***** DATA ENTRIES *****

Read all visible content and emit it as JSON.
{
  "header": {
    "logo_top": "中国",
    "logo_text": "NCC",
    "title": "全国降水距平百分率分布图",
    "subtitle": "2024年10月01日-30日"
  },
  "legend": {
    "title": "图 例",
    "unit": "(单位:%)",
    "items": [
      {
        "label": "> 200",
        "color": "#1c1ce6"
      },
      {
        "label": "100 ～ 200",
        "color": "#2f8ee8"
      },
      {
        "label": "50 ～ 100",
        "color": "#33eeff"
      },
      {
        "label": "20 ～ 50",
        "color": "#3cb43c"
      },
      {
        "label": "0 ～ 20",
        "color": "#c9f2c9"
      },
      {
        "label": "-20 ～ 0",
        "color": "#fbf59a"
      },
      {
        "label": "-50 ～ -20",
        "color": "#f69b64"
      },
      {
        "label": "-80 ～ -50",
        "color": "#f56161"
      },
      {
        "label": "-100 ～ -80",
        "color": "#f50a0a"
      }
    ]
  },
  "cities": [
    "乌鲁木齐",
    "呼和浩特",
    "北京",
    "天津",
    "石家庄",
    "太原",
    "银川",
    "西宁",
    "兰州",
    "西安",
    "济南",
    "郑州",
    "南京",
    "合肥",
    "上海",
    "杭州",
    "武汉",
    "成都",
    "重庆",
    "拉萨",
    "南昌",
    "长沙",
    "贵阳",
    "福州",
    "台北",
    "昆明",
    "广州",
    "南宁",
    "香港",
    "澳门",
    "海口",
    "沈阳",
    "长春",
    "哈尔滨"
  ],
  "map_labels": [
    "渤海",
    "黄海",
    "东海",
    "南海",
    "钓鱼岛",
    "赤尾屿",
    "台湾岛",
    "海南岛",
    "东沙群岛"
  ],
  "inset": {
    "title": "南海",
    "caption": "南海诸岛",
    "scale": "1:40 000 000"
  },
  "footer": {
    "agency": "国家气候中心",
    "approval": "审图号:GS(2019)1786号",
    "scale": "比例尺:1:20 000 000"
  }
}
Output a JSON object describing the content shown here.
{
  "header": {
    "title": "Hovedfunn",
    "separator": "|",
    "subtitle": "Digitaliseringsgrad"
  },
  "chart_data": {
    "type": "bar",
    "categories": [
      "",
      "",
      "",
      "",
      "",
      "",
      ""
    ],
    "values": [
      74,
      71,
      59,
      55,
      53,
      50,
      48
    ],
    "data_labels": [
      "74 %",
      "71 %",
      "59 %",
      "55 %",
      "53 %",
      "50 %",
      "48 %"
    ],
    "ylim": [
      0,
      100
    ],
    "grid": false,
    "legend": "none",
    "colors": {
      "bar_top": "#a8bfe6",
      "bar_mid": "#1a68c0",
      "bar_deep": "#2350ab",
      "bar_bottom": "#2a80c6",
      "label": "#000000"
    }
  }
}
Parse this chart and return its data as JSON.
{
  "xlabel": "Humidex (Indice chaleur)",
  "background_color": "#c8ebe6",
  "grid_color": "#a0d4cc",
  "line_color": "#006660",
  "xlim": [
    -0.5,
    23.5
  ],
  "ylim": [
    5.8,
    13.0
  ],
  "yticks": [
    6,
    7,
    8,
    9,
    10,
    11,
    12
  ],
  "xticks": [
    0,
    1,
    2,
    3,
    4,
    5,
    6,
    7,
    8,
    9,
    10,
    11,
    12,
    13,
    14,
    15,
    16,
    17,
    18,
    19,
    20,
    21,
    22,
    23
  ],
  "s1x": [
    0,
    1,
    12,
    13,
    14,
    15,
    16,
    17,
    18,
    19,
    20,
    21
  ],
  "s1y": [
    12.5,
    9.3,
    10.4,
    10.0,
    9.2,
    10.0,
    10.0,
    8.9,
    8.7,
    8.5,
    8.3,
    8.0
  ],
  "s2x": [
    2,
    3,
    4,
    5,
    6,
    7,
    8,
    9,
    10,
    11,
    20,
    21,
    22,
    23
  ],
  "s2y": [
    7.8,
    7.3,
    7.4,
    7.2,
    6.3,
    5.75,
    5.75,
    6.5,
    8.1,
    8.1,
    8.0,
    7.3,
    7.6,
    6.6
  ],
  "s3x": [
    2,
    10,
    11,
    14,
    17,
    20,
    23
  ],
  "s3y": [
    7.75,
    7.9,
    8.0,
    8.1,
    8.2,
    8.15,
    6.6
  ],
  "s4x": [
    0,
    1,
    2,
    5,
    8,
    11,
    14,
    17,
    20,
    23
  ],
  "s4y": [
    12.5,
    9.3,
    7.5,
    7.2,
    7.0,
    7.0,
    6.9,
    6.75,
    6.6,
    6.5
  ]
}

*****

DIRECTIONS FOR THIS TASK -
Output the records above in their entirety, exactly.

FULL ANSWER -
Read all visible content and emit it as JSON.
{
  "header": {
    "logo_top": "中国",
    "logo_text": "NCC",
    "title": "全国降水距平百分率分布图",
    "subtitle": "2024年10月01日-30日"
  },
  "legend": {
    "title": "图 例",
    "unit": "(单位:%)",
    "items": [
      {
        "label": "> 200",
        "color": "#1c1ce6"
      },
      {
        "label": "100 ～ 200",
        "color": "#2f8ee8"
      },
      {
        "label": "50 ～ 100",
        "color": "#33eeff"
      },
      {
        "label": "20 ～ 50",
        "color": "#3cb43c"
      },
      {
        "label": "0 ～ 20",
        "color": "#c9f2c9"
      },
      {
        "label": "-20 ～ 0",
        "color": "#fbf59a"
      },
      {
        "label": "-50 ～ -20",
        "color": "#f69b64"
      },
      {
        "label": "-80 ～ -50",
        "color": "#f56161"
      },
      {
        "label": "-100 ～ -80",
        "color": "#f50a0a"
      }
    ]
  },
  "cities": [
    "乌鲁木齐",
    "呼和浩特",
    "北京",
    "天津",
    "石家庄",
    "太原",
    "银川",
    "西宁",
    "兰州",
    "西安",
    "济南",
    "郑州",
    "南京",
    "合肥",
    "上海",
    "杭州",
    "武汉",
    "成都",
    "重庆",
    "拉萨",
    "南昌",
    "长沙",
    "贵阳",
    "福州",
    "台北",
    "昆明",
    "广州",
    "南宁",
    "香港",
    "澳门",
    "海口",
    "沈阳",
    "长春",
    "哈尔滨"
  ],
  "map_labels": [
    "渤海",
    "黄海",
    "东海",
    "南海",
    "钓鱼岛",
    "赤尾屿",
    "台湾岛",
    "海南岛",
    "东沙群岛"
  ],
  "inset": {
    "title": "南海",
    "caption": "南海诸岛",
    "scale": "1:40 000 000"
  },
  "footer": {
    "agency": "国家气候中心",
    "approval": "审图号:GS(2019)1786号",
    "scale": "比例尺:1:20 000 000"
  }
}
Output a JSON object describing the content shown here.
{
  "header": {
    "title": "Hovedfunn",
    "separator": "|",
    "subtitle": "Digitaliseringsgrad"
  },
  "chart_data": {
    "type": "bar",
    "categories": [
      "",
      "",
      "",
      "",
      "",
      "",
      ""
    ],
    "values": [
      74,
      71,
      59,
      55,
      53,
      50,
      48
    ],
    "data_labels": [
      "74 %",
      "71 %",
      "59 %",
      "55 %",
      "53 %",
      "50 %",
      "48 %"
    ],
    "ylim": [
      0,
      100
    ],
    "grid": false,
    "legend": "none",
    "colors": {
      "bar_top": "#a8bfe6",
      "bar_mid": "#1a68c0",
      "bar_deep": "#2350ab",
      "bar_bottom": "#2a80c6",
      "label": "#000000"
    }
  }
}
Parse this chart and return its data as JSON.
{
  "xlabel": "Humidex (Indice chaleur)",
  "background_color": "#c8ebe6",
  "grid_color": "#a0d4cc",
  "line_color": "#006660",
  "xlim": [
    -0.5,
    23.5
  ],
  "ylim": [
    5.8,
    13.0
  ],
  "yticks": [
    6,
    7,
    8,
    9,
    10,
    11,
    12
  ],
  "xticks": [
    0,
    1,
    2,
    3,
    4,
    5,
    6,
    7,
    8,
    9,
    10,
    11,
    12,
    13,
    14,
    15,
    16,
    17,
    18,
    19,
    20,
    21,
    22,
    23
  ],
  "s1x": [
    0,
    1,
    12,
    13,
    14,
    15,
    16,
    17,
    18,
    19,
    20,
    21
  ],
  "s1y": [
    12.5,
    9.3,
    10.4,
    10.0,
    9.2,
    10.0,
    10.0,
    8.9,
    8.7,
    8.5,
    8.3,
    8.0
  ],
  "s2x": [
    2,
    3,
    4,
    5,
    6,
    7,
    8,
    9,
    10,
    11,
    20,
    21,
    22,
    23
  ],
  "s2y": [
    7.8,
    7.3,
    7.4,
    7.2,
    6.3,
    5.75,
    5.75,
    6.5,
    8.1,
    8.1,
    8.0,
    7.3,
    7.6,
    6.6
  ],
  "s3x": [
    2,
    10,
    11,
    14,
    17,
    20,
    23
  ],
  "s3y": [
    7.75,
    7.9,
    8.0,
    8.1,
    8.2,
    8.15,
    6.6
  ],
  "s4x": [
    0,
    1,
    2,
    5,
    8,
    11,
    14,
    17,
    20,
    23
  ],
  "s4y": [
    12.5,
    9.3,
    7.5,
    7.2,
    7.0,
    7.0,
    6.9,
    6.75,
    6.6,
    6.5
  ]
}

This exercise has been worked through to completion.